**Short problem**
Please put the stretch of lines from the one containing "chevron-down-icon[interactable] — [912, 228, 947, 266]" through the one containing "localhost-only-checkbox[interactable] — [203, 407, 227, 433]" into a numbered list, leaving out any blank lines.

========================================

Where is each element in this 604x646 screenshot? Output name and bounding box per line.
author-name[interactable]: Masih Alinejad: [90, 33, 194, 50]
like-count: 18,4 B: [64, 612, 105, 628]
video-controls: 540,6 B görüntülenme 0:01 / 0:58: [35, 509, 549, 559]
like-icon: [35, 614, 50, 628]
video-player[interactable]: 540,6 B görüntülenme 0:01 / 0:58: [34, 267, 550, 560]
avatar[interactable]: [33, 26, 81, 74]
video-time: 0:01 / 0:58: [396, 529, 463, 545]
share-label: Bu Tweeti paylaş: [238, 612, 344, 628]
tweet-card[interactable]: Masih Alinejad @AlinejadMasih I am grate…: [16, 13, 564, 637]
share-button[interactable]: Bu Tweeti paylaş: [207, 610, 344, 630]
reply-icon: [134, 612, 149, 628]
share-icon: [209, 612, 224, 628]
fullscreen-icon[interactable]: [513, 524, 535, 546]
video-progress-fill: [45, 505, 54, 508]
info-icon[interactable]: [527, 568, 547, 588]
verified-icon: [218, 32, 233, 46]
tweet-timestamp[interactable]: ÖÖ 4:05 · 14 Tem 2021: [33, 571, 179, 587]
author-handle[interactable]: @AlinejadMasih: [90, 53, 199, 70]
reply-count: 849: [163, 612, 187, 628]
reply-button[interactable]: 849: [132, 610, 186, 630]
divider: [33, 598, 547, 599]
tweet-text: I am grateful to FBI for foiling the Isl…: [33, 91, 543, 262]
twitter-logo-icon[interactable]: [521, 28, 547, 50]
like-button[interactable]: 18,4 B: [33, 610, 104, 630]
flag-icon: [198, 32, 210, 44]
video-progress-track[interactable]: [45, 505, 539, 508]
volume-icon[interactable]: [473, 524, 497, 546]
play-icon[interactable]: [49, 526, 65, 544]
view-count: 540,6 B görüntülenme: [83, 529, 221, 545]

========================================

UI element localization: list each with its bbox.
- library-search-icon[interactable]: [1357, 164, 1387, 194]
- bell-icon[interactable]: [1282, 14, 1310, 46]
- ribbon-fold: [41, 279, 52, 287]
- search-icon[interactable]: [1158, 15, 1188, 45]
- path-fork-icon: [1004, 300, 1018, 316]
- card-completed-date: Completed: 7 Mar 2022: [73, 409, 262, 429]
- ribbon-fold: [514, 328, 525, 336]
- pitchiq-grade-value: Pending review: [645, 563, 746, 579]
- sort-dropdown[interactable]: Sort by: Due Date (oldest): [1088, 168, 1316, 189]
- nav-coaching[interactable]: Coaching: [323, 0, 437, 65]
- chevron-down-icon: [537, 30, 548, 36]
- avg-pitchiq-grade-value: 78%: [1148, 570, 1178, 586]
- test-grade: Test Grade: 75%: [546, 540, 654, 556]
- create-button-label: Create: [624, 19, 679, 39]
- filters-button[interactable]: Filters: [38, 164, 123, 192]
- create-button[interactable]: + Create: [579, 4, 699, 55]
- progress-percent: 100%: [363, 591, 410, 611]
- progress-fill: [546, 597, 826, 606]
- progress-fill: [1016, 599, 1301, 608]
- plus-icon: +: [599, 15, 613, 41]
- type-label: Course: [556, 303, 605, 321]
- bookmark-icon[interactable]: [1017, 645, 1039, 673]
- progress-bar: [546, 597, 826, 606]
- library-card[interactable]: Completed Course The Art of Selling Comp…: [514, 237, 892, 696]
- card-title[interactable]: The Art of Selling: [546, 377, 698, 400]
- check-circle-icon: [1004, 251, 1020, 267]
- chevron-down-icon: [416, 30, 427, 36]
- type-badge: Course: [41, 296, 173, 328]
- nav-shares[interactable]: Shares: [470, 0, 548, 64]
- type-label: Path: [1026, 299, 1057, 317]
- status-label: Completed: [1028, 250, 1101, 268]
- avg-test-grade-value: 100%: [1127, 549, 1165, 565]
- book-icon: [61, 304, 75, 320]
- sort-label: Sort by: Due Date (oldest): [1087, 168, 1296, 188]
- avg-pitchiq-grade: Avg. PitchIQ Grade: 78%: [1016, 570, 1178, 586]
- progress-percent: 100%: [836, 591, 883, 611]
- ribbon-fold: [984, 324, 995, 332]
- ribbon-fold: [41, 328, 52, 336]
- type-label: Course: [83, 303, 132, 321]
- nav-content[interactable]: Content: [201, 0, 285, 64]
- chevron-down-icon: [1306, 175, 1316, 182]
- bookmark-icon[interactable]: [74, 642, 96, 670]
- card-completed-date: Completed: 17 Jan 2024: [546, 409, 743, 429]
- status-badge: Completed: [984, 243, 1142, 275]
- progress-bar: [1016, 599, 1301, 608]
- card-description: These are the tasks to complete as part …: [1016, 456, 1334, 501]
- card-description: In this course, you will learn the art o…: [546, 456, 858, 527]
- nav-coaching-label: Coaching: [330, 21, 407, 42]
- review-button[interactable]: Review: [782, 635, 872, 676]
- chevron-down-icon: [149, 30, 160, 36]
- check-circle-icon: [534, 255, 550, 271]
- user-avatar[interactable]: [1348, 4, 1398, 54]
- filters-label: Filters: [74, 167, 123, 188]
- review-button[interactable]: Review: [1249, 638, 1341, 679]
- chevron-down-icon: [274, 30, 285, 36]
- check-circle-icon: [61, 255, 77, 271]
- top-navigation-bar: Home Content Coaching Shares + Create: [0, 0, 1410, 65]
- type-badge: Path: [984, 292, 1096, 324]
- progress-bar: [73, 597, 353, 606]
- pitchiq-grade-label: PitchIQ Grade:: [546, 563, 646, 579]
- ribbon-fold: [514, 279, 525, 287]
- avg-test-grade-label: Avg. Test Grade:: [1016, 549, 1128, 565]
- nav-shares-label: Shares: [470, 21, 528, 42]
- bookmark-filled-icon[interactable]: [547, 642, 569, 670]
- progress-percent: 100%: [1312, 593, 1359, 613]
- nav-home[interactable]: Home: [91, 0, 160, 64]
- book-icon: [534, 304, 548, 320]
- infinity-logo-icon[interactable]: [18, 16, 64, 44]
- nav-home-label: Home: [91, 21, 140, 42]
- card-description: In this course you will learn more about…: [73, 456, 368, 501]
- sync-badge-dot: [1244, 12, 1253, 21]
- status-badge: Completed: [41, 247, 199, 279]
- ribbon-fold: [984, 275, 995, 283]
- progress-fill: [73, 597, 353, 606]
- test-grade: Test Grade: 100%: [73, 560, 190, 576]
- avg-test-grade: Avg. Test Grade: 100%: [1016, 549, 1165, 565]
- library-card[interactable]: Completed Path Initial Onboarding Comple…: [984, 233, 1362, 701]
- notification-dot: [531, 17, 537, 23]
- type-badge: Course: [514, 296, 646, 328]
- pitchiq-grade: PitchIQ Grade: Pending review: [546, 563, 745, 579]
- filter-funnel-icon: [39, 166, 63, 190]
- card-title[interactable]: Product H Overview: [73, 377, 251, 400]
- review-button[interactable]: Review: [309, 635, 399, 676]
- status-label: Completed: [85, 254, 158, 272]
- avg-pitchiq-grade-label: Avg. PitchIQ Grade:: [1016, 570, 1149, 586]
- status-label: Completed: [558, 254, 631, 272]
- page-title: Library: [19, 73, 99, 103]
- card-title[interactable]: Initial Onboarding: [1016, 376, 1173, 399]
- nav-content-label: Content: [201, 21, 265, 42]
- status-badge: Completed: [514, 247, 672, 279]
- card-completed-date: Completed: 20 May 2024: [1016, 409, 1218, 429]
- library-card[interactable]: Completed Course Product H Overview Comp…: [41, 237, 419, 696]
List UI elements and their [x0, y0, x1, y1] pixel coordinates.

========================================

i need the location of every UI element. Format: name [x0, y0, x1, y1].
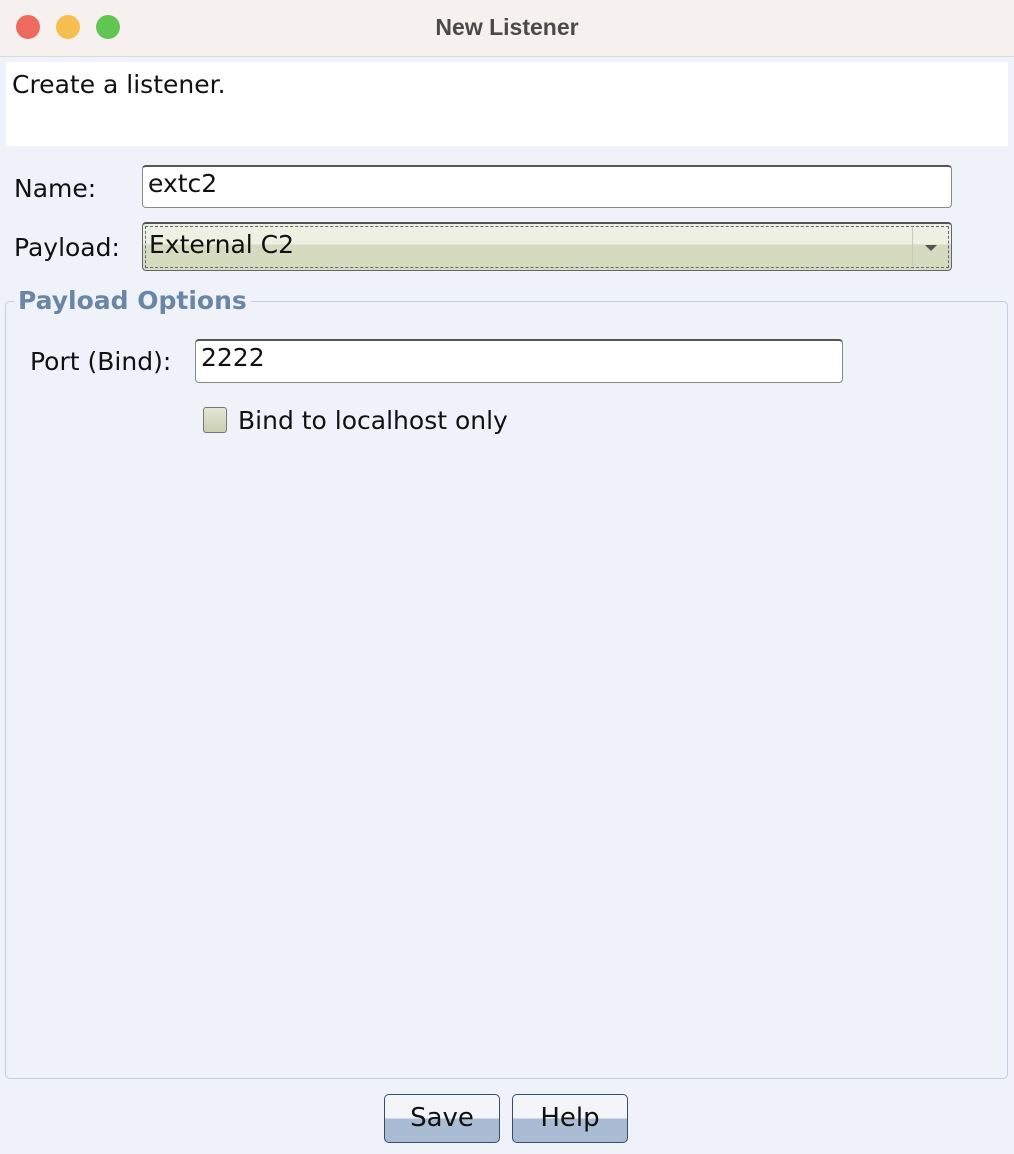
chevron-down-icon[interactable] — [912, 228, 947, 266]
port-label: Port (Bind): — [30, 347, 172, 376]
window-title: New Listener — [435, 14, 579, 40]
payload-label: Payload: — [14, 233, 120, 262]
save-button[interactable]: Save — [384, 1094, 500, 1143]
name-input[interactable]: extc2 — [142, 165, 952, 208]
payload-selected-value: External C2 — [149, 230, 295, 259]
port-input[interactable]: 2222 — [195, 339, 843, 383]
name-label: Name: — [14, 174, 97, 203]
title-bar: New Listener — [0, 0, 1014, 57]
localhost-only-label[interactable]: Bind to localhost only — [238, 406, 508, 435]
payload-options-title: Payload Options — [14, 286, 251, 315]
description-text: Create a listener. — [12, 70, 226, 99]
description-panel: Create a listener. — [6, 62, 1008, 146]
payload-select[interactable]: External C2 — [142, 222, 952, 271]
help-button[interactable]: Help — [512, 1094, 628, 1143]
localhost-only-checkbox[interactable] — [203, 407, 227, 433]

========================================

**Task result**
1. chevron-down-icon[interactable] — [912, 228, 947, 266]
2. port-label: Port (Bind): — [30, 347, 172, 376]
3. window-title: New Listener — [435, 14, 579, 40]
4. payload-label: Payload: — [14, 233, 120, 262]
5. save-button[interactable]: Save — [384, 1094, 500, 1143]
6. name-input[interactable]: extc2 — [142, 165, 952, 208]
7. payload-selected-value: External C2 — [149, 230, 295, 259]
8. port-input[interactable]: 2222 — [195, 339, 843, 383]
9. name-label: Name: — [14, 174, 97, 203]
10. title-bar: New Listener — [0, 0, 1014, 57]
11. localhost-only-label[interactable]: Bind to localhost only — [238, 406, 508, 435]
12. payload-options-title: Payload Options — [14, 286, 251, 315]
13. description-text: Create a listener. — [12, 70, 226, 99]
14. description-panel: Create a listener. — [6, 62, 1008, 146]
15. payload-select[interactable]: External C2 — [142, 222, 952, 271]
16. help-button[interactable]: Help — [512, 1094, 628, 1143]
17. localhost-only-checkbox[interactable] — [203, 407, 227, 433]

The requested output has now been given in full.